(begin)
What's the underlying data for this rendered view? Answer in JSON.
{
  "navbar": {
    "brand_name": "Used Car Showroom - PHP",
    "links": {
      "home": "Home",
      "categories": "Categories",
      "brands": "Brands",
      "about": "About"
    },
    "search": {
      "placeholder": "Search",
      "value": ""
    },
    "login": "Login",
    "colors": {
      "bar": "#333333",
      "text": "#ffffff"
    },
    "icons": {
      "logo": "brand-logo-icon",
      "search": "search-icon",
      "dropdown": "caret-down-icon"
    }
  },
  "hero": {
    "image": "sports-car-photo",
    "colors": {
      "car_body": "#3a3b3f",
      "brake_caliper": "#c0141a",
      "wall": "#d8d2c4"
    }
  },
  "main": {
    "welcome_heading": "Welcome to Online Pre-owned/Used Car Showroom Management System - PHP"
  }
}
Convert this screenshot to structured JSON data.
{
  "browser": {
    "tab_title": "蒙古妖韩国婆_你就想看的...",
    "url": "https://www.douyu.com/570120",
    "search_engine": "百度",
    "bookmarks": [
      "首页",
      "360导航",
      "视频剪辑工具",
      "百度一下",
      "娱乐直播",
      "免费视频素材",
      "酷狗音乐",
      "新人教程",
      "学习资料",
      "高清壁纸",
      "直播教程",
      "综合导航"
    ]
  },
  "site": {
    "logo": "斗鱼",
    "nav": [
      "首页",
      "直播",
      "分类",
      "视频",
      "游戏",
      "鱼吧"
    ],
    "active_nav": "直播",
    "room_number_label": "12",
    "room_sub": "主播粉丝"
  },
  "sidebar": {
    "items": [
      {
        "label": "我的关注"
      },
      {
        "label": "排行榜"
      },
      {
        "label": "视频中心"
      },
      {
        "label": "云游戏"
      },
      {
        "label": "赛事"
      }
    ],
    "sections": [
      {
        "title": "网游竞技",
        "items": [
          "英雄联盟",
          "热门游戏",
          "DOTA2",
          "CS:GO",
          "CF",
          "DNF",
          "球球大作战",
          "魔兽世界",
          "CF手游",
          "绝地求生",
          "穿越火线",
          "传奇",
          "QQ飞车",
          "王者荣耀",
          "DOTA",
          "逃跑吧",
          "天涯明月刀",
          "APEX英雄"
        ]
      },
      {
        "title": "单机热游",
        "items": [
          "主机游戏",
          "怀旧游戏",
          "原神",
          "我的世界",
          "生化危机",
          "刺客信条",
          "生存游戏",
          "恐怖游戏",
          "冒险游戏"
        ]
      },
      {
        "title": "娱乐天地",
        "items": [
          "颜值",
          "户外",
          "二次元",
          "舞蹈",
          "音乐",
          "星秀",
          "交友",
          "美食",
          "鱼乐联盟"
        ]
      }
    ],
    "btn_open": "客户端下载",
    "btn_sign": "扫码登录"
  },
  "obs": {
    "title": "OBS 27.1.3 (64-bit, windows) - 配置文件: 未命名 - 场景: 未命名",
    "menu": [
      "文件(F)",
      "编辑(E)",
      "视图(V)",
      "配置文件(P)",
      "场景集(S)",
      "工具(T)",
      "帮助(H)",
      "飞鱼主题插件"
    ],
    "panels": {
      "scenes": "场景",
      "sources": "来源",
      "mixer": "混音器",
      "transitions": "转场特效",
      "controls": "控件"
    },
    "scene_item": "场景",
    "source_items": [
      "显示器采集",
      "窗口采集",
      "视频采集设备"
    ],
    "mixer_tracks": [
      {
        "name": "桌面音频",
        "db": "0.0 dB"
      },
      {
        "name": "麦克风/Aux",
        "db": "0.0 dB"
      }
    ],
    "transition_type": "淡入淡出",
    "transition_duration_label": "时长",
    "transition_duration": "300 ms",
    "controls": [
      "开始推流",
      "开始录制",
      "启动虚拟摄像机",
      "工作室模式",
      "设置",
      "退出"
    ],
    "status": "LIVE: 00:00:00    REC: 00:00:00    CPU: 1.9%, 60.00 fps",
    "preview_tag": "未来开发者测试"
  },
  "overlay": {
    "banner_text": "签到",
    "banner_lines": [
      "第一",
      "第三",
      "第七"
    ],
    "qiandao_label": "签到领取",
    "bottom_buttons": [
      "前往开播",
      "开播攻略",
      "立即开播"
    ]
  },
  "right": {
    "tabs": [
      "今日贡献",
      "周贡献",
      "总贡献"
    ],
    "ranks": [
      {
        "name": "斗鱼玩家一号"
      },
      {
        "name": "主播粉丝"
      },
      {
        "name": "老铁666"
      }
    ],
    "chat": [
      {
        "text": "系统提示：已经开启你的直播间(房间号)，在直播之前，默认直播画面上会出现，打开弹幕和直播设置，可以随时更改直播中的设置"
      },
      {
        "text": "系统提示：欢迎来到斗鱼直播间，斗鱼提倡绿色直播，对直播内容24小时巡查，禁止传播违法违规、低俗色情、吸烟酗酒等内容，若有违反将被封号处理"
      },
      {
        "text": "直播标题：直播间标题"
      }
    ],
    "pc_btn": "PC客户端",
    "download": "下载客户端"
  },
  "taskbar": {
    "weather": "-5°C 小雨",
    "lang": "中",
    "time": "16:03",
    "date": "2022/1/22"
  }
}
(end)
What is the number of lines that contain "配置文件"? Reply with that number alone.

* Task response *
2